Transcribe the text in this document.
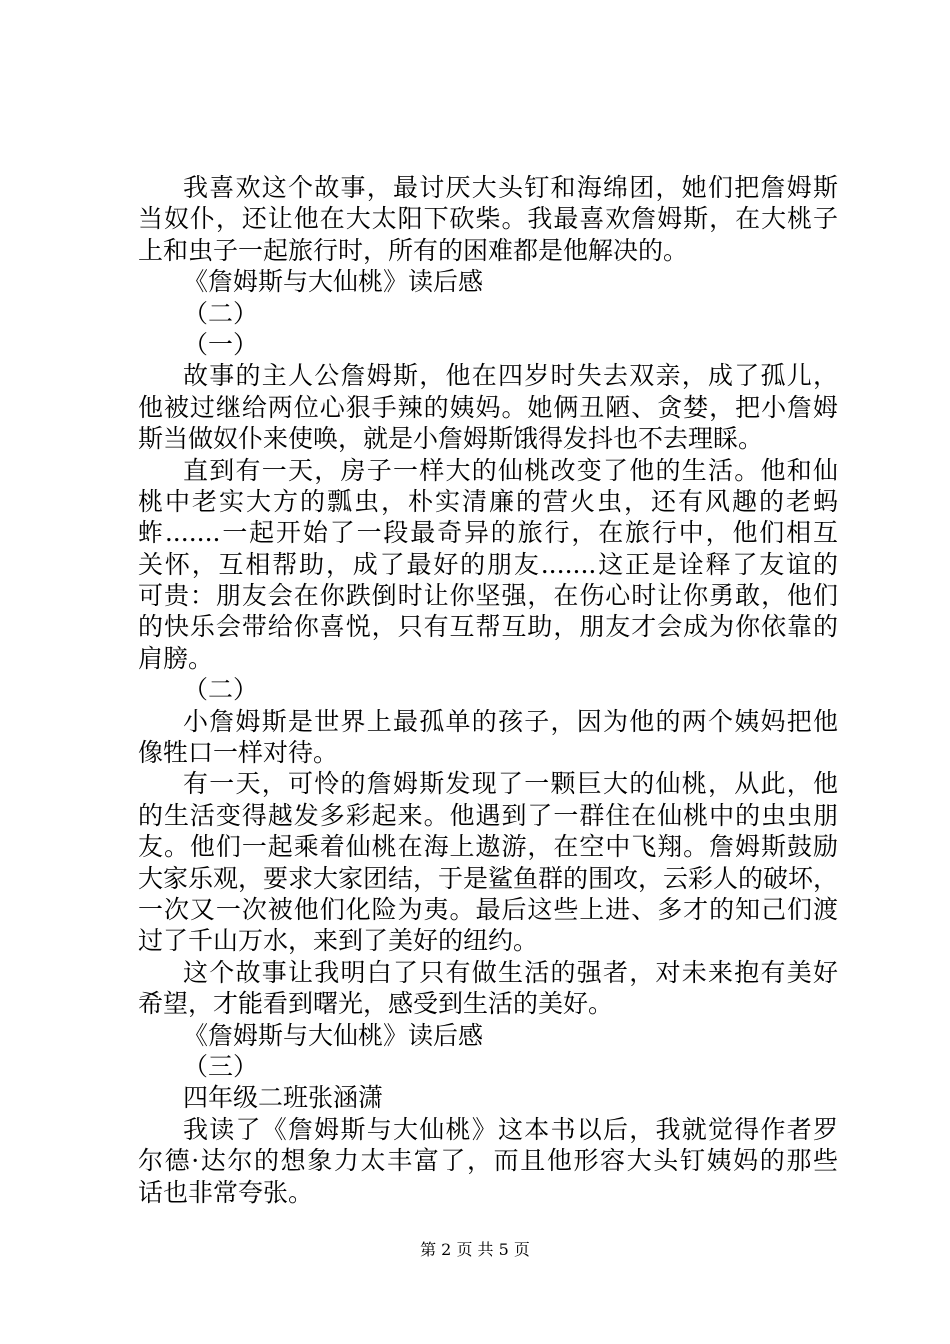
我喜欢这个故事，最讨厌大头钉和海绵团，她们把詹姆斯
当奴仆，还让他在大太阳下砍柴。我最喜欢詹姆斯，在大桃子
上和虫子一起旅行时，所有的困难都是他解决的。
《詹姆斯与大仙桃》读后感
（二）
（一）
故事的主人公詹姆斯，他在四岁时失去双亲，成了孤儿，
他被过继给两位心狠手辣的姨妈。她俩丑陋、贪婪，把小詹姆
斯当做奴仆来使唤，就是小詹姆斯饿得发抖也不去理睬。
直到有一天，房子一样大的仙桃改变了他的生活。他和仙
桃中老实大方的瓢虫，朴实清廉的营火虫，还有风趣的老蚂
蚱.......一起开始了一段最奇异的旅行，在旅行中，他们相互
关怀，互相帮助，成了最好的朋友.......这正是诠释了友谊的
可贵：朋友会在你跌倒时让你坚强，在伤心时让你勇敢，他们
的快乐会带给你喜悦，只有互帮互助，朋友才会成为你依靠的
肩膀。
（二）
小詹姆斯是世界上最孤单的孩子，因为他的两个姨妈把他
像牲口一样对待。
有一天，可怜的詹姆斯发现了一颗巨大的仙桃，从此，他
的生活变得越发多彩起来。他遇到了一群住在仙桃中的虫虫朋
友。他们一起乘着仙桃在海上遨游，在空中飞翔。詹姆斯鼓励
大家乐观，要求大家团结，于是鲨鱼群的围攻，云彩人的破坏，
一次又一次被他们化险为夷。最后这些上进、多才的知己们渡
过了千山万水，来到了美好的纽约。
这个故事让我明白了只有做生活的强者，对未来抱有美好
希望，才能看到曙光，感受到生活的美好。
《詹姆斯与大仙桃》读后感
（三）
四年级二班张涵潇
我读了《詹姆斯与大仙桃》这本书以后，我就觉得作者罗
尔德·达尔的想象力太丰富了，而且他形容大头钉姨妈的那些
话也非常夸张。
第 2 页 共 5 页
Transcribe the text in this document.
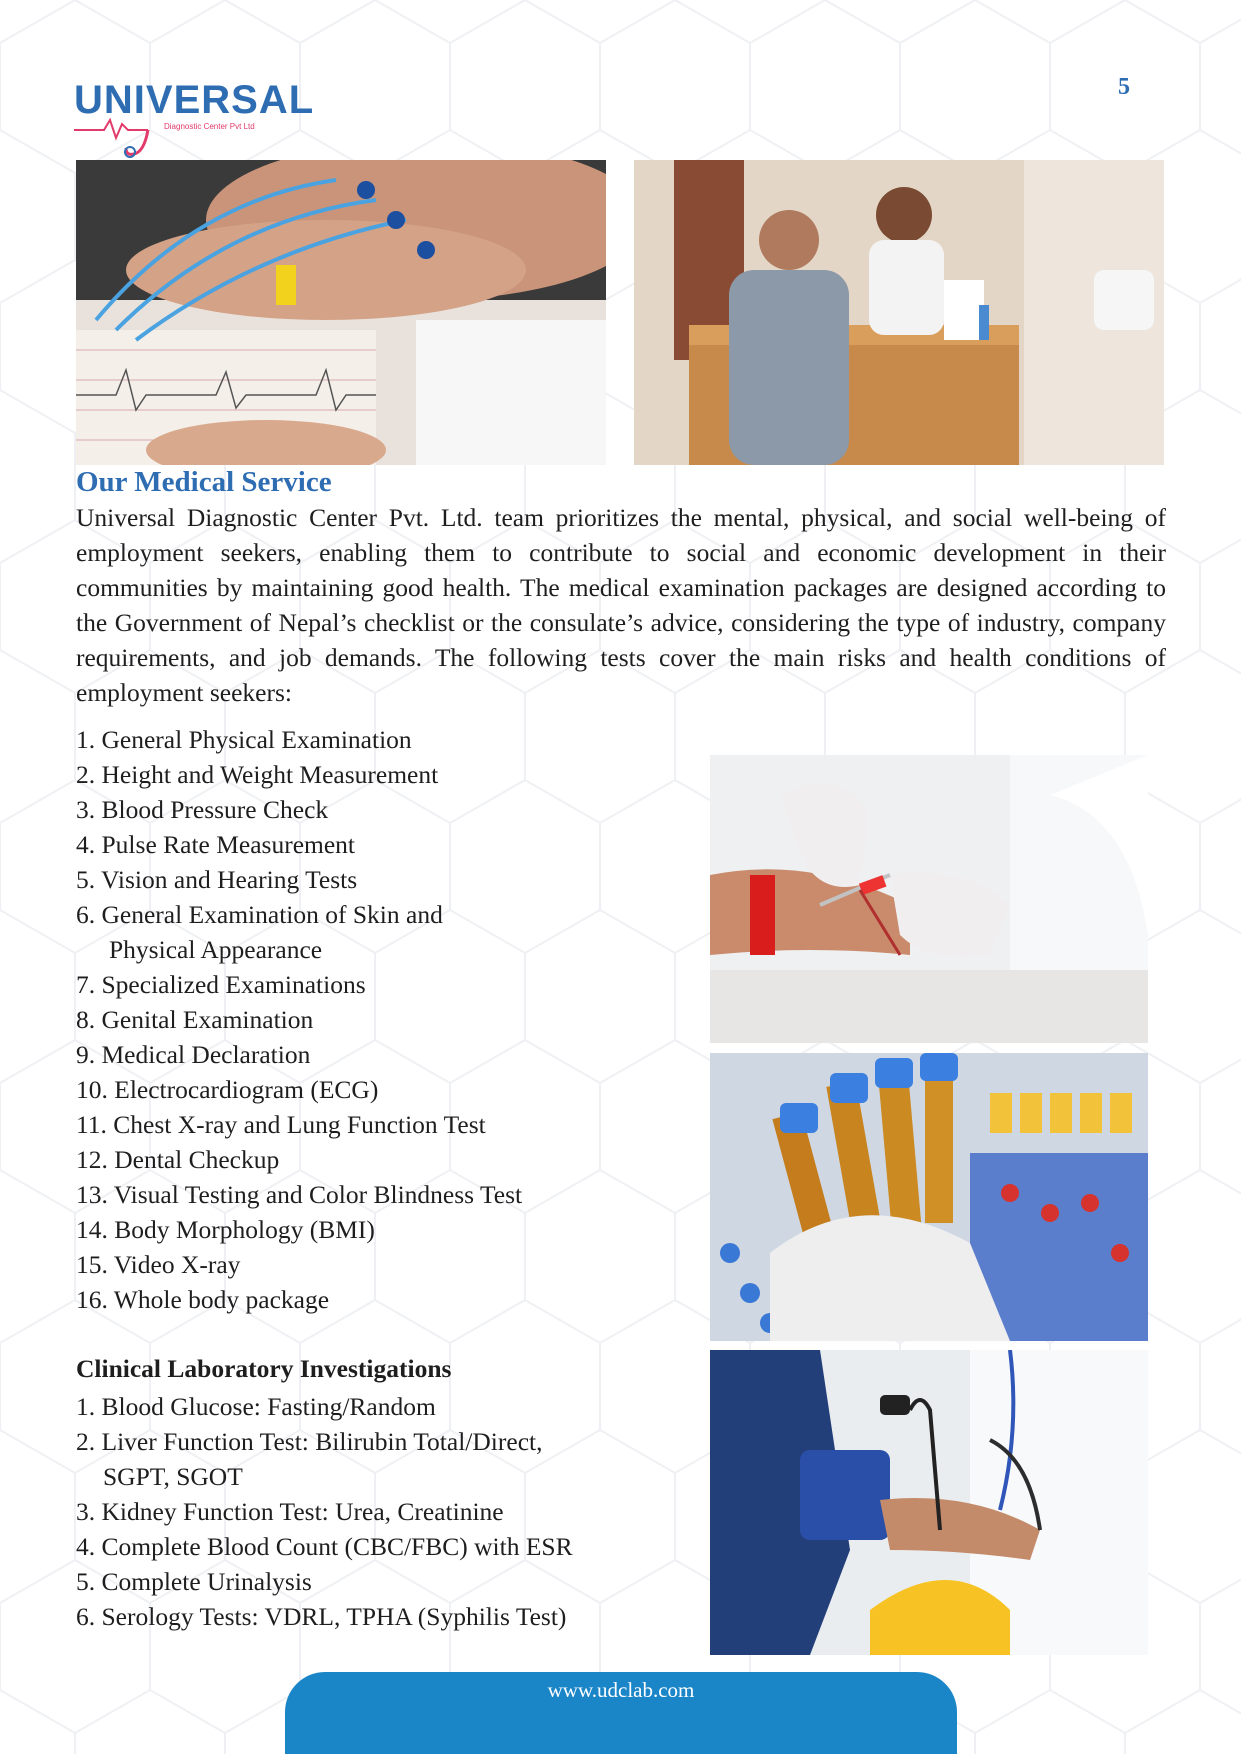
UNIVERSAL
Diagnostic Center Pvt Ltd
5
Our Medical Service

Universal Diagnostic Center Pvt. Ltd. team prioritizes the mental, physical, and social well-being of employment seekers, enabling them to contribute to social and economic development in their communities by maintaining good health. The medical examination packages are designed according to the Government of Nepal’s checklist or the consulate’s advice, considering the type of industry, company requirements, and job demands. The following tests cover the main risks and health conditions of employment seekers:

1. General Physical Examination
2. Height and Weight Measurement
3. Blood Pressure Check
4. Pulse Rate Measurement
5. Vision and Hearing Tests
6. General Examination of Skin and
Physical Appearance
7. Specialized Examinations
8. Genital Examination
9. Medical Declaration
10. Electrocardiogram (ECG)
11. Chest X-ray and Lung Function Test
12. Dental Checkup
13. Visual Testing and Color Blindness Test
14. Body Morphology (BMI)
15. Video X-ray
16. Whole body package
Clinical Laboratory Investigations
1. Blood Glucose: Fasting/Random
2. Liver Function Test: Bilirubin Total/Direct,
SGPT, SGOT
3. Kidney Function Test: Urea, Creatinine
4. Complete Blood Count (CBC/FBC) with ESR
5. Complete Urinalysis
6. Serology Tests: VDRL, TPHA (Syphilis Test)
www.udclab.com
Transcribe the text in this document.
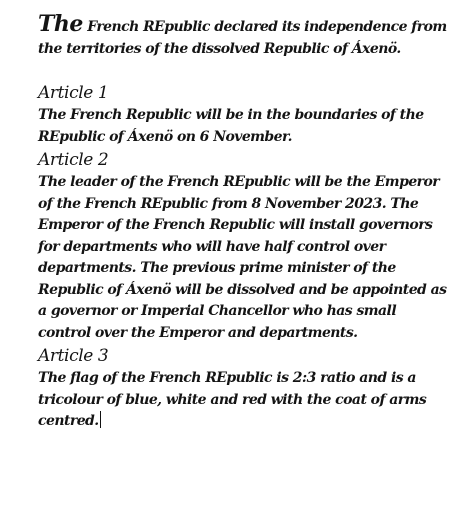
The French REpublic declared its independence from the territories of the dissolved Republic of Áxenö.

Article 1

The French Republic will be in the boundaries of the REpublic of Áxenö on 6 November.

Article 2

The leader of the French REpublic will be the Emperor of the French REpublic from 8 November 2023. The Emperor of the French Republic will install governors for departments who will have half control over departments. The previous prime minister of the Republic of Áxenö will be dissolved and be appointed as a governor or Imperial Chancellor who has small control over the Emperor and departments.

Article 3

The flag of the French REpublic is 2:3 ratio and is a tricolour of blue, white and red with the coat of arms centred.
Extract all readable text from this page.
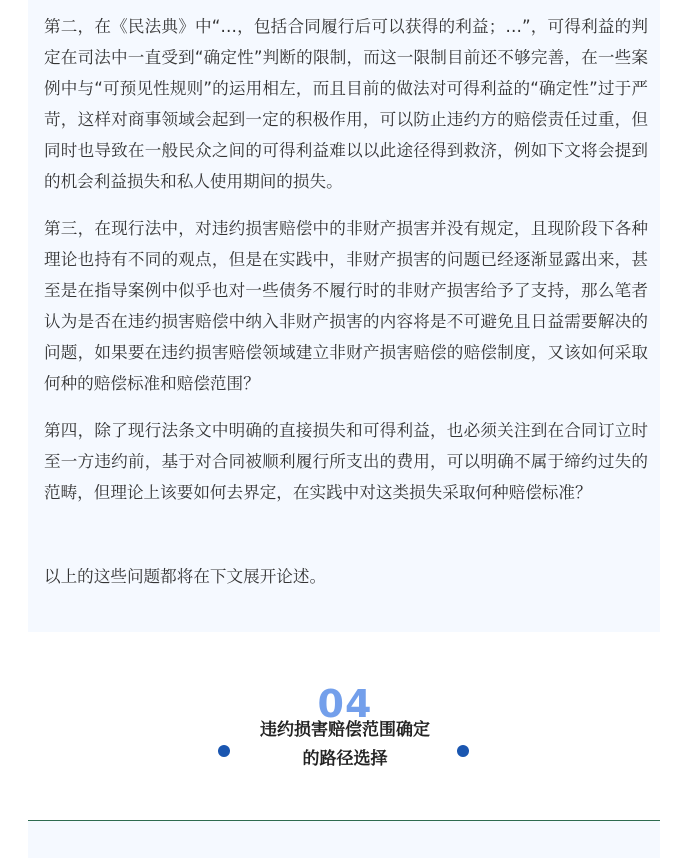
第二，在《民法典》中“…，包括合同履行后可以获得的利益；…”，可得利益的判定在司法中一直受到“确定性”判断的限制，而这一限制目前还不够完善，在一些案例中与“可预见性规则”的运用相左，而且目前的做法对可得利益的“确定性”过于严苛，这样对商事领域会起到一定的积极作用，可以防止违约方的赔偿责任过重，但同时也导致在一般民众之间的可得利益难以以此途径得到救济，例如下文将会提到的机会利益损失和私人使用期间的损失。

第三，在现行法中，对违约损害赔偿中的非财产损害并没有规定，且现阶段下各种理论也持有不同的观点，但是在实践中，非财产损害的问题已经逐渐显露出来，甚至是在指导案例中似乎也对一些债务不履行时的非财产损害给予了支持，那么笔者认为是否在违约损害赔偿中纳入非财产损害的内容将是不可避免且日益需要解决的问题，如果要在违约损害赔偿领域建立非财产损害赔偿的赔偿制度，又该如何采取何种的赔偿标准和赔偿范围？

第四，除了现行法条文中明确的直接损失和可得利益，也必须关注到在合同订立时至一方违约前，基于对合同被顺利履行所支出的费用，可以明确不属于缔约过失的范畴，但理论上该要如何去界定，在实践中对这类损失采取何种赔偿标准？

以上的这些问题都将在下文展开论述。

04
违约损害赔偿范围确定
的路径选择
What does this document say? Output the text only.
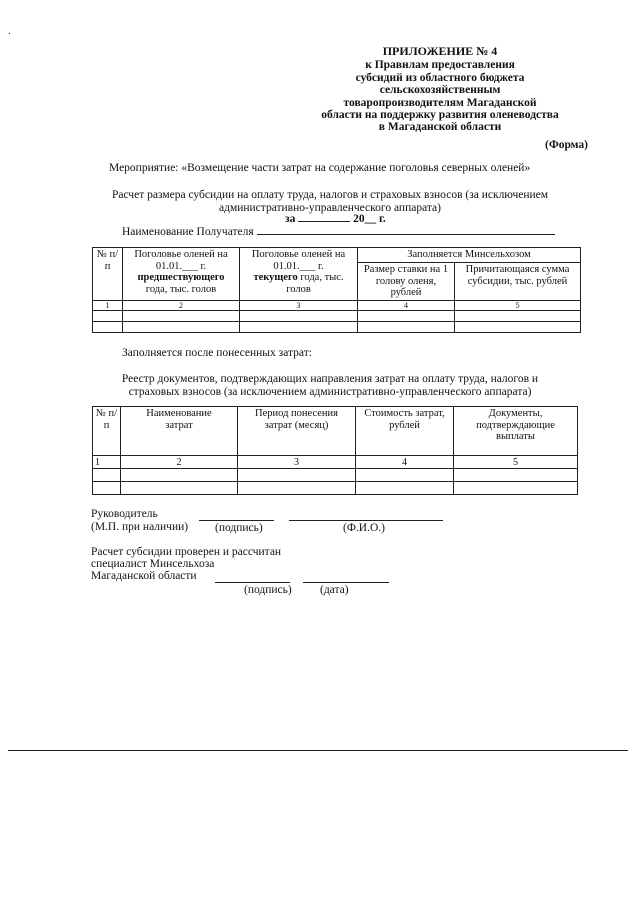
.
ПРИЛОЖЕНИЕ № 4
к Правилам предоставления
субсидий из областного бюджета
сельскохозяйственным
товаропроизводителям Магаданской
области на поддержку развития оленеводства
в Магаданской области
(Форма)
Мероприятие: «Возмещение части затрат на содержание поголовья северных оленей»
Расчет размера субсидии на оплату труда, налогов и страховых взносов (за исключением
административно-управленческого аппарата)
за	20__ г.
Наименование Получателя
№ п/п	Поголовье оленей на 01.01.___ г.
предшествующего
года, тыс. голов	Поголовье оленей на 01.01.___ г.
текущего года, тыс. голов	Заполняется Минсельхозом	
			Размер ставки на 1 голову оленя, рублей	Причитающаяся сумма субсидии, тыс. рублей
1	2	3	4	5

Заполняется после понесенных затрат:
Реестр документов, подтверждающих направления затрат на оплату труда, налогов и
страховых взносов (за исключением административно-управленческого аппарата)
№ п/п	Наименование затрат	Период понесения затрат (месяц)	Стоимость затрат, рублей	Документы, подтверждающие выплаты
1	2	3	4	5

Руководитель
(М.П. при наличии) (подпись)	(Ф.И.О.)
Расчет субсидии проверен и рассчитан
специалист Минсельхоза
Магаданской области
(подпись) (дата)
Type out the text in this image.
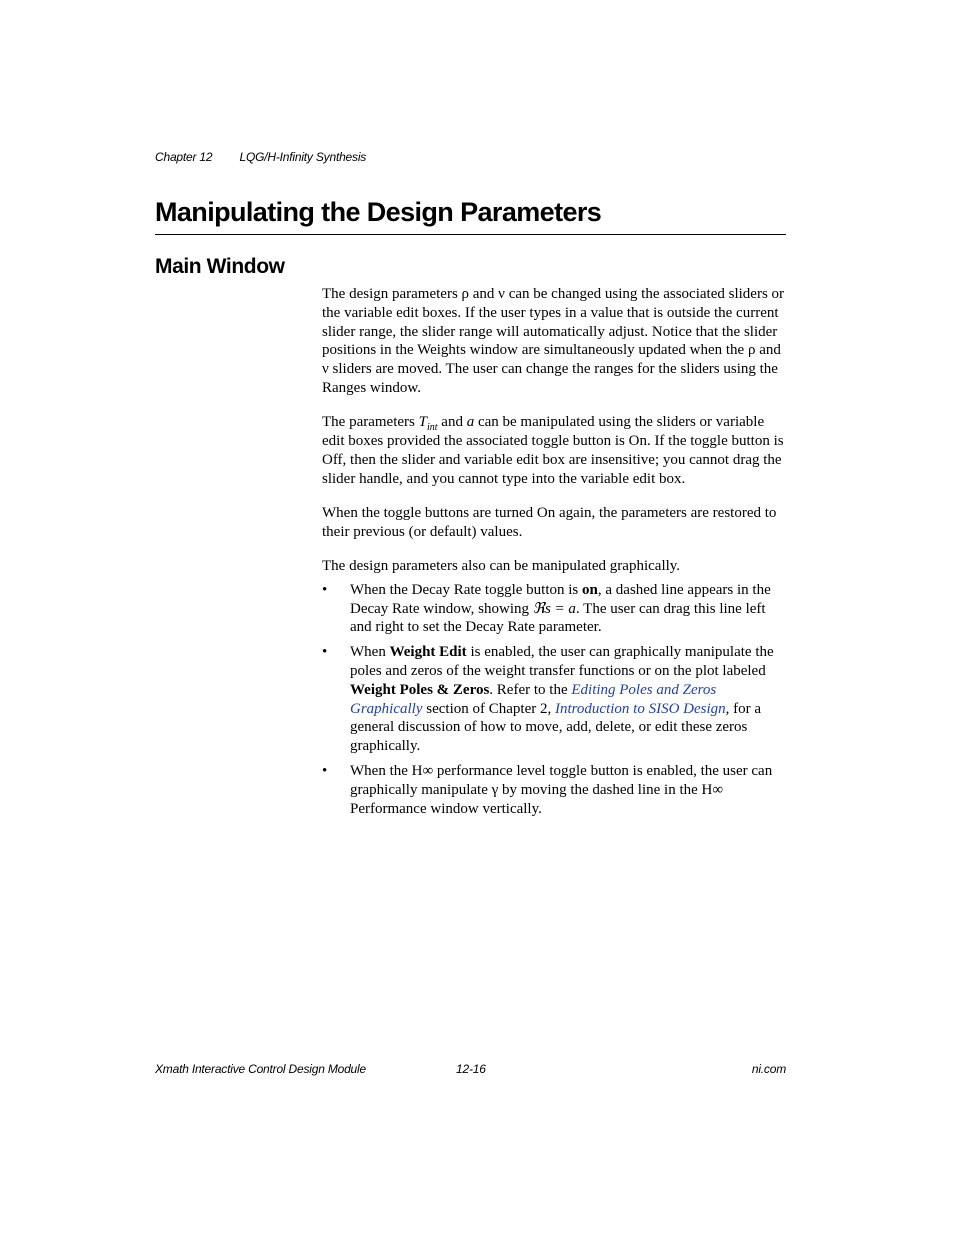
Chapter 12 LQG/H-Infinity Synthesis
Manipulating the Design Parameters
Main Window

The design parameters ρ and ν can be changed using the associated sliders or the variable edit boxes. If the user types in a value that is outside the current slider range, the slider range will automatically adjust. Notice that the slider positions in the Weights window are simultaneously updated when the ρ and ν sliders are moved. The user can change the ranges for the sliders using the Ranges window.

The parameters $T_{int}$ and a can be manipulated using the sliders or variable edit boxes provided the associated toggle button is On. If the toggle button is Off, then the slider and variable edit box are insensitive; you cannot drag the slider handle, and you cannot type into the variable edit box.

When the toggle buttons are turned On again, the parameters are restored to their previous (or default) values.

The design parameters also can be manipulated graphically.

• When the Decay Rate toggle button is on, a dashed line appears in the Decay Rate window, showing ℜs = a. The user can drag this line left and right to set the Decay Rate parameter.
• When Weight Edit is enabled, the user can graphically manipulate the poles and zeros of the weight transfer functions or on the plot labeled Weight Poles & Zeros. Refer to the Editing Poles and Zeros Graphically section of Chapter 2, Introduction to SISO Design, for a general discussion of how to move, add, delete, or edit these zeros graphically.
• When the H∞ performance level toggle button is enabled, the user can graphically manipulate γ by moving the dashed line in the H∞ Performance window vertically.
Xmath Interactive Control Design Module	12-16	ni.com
+++++
■ Aim of the exercise ■
Set down only the lines running from the line with "Type out the text in this image." to the end of the entries, inclusive; omit every picture.

■ Result of the task ■
Type out the text in this image.
Chapter 12 LQG/H-Infinity Synthesis
Manipulating the Design Parameters
Main Window

The design parameters ρ and ν can be changed using the associated sliders or the variable edit boxes. If the user types in a value that is outside the current slider range, the slider range will automatically adjust. Notice that the slider positions in the Weights window are simultaneously updated when the ρ and ν sliders are moved. The user can change the ranges for the sliders using the Ranges window.

The parameters $T_{int}$ and a can be manipulated using the sliders or variable edit boxes provided the associated toggle button is On. If the toggle button is Off, then the slider and variable edit box are insensitive; you cannot drag the slider handle, and you cannot type into the variable edit box.

When the toggle buttons are turned On again, the parameters are restored to their previous (or default) values.

The design parameters also can be manipulated graphically.

• When the Decay Rate toggle button is on, a dashed line appears in the Decay Rate window, showing ℜs = a. The user can drag this line left and right to set the Decay Rate parameter.
• When Weight Edit is enabled, the user can graphically manipulate the poles and zeros of the weight transfer functions or on the plot labeled Weight Poles & Zeros. Refer to the Editing Poles and Zeros Graphically section of Chapter 2, Introduction to SISO Design, for a general discussion of how to move, add, delete, or edit these zeros graphically.
• When the H∞ performance level toggle button is enabled, the user can graphically manipulate γ by moving the dashed line in the H∞ Performance window vertically.
Xmath Interactive Control Design Module	12-16	ni.com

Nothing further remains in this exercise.